§ **Source records**:

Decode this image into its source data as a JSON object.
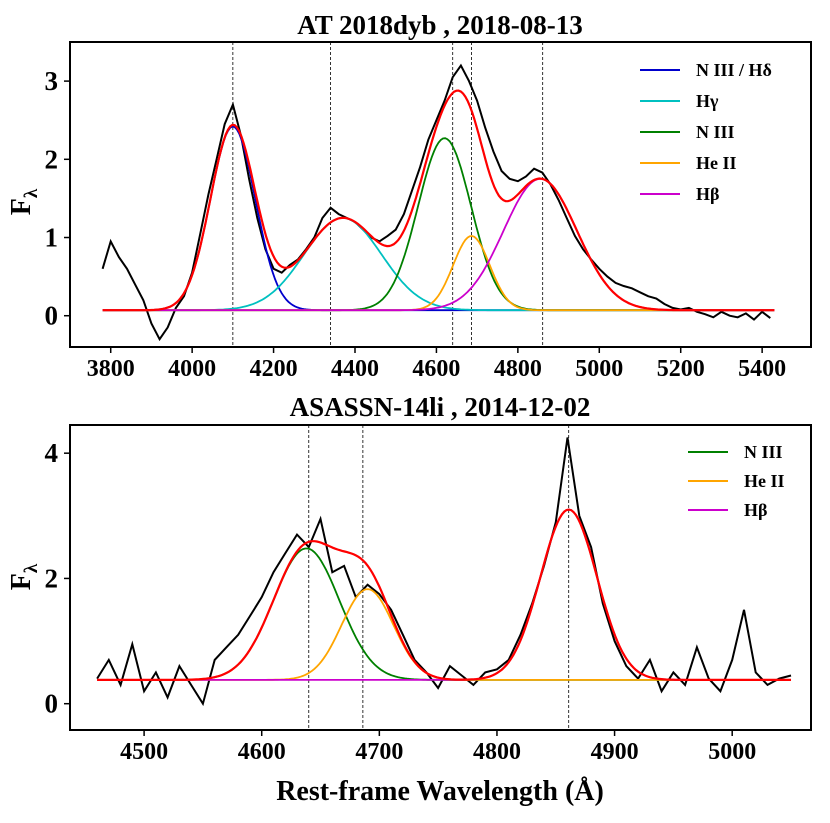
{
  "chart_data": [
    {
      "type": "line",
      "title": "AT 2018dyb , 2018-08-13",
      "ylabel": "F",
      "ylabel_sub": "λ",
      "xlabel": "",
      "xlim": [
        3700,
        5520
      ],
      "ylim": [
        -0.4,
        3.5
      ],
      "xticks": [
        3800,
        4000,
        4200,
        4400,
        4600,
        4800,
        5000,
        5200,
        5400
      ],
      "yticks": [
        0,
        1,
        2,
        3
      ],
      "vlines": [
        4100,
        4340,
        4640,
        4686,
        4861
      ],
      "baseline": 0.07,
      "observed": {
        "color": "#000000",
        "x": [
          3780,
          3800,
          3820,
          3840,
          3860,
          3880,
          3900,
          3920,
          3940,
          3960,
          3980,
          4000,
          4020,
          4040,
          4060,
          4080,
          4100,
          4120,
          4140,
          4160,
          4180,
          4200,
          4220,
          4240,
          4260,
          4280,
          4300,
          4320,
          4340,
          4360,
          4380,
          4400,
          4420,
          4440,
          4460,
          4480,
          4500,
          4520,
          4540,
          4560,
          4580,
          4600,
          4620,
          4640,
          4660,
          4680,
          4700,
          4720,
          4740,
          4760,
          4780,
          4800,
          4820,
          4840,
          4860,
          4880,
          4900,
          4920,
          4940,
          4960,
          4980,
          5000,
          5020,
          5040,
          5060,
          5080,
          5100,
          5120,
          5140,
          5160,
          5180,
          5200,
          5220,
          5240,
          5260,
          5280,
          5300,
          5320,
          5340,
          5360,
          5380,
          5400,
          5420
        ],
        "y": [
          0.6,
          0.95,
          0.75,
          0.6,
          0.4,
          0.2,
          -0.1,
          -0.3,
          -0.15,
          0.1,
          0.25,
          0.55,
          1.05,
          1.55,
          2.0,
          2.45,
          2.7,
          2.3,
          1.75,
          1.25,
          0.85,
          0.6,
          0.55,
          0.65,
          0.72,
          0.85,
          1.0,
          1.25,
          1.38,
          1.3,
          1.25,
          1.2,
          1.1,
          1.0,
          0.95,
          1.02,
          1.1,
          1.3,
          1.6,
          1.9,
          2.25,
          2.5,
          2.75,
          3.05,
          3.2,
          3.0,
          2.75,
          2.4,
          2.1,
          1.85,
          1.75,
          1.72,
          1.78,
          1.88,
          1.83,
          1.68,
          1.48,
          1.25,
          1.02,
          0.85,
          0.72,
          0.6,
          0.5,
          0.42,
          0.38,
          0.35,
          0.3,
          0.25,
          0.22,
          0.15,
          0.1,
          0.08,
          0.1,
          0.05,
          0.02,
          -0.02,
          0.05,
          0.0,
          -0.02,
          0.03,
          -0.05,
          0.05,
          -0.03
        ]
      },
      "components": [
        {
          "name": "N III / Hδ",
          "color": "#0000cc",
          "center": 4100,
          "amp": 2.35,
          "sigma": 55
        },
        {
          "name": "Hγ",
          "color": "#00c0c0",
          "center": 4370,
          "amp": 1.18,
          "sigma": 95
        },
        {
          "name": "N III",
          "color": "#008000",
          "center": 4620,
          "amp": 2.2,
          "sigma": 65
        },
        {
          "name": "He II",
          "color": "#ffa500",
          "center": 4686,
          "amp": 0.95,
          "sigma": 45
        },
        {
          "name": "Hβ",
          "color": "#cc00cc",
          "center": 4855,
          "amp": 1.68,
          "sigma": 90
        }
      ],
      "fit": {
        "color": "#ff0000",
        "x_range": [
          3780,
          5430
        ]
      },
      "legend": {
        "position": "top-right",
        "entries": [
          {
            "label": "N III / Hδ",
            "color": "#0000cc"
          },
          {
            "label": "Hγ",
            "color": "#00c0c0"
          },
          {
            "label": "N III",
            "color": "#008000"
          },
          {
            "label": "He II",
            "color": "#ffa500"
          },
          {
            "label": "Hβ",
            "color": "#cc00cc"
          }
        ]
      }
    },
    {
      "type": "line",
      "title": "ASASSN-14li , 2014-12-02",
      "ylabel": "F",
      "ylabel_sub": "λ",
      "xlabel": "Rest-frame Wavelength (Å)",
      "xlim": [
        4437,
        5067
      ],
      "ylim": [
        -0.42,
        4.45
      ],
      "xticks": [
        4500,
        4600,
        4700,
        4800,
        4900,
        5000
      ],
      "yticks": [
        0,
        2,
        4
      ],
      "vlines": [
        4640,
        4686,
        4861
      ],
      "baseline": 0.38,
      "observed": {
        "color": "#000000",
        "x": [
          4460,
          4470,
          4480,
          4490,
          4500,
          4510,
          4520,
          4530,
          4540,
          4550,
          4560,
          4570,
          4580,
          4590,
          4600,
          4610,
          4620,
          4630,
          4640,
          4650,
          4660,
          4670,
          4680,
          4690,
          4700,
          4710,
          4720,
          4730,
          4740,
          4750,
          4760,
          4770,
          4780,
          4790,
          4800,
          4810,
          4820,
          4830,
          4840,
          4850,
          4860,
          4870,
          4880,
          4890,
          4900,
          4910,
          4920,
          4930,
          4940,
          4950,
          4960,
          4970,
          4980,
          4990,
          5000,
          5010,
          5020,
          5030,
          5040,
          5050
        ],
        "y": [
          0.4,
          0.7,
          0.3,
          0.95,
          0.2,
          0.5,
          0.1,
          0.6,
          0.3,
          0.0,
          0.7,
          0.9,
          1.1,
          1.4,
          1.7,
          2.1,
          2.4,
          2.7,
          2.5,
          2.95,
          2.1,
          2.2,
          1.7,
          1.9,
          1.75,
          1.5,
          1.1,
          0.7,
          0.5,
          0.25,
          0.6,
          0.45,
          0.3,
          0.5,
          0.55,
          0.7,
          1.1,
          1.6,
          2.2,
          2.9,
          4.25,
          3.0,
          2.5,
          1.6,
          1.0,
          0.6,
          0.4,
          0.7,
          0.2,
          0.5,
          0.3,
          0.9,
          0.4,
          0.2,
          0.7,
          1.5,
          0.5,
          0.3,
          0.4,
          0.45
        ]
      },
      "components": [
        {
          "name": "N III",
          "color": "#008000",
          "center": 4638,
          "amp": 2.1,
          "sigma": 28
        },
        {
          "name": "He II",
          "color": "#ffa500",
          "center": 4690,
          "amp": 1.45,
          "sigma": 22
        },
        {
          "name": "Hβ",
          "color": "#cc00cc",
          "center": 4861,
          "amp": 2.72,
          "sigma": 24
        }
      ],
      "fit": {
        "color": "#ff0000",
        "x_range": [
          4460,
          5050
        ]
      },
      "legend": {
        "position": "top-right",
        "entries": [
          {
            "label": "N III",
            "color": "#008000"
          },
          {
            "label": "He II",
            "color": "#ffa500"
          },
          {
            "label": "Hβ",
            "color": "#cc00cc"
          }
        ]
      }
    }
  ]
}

==

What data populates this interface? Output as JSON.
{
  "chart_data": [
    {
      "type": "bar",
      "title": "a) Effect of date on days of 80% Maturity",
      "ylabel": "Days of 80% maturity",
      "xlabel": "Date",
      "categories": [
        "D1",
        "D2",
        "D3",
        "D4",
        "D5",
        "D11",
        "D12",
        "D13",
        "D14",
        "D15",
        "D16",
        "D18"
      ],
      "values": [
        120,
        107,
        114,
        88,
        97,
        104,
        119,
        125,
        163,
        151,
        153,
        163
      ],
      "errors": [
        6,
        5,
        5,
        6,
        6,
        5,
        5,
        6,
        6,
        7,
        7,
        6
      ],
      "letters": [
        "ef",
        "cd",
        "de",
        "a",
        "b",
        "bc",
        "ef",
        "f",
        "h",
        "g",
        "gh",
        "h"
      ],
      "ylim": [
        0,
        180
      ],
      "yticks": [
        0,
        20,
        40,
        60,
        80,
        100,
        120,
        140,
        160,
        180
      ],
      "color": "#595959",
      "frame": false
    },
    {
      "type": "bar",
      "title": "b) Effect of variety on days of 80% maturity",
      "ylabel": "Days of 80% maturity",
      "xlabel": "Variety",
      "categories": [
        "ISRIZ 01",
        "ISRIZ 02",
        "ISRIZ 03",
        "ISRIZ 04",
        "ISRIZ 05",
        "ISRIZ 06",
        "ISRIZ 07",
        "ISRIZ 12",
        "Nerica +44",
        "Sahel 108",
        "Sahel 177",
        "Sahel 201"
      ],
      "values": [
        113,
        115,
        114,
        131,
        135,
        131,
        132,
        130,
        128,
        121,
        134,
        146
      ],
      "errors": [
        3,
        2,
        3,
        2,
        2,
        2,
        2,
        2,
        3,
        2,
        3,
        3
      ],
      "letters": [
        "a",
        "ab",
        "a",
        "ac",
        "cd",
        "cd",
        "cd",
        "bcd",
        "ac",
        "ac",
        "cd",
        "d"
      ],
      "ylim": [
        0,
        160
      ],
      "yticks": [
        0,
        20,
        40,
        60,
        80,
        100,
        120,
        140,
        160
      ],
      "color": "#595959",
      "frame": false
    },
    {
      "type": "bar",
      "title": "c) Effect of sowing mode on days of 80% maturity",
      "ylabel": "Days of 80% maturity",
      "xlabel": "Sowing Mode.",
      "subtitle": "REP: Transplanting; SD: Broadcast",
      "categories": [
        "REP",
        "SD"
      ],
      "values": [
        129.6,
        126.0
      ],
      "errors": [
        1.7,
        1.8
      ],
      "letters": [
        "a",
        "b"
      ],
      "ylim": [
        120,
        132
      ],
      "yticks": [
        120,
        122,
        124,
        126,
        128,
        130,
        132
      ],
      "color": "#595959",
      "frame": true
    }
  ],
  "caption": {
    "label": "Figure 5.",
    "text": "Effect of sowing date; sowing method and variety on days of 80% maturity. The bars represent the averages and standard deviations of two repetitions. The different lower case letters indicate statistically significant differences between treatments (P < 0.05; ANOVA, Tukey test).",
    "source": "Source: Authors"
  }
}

§ **What is being asked**: Write down every line of the data above that includes the string "this".

§ **Finished exercise**:
Decode this image into its source data as a JSON object.
What data populates this interface? Output as JSON.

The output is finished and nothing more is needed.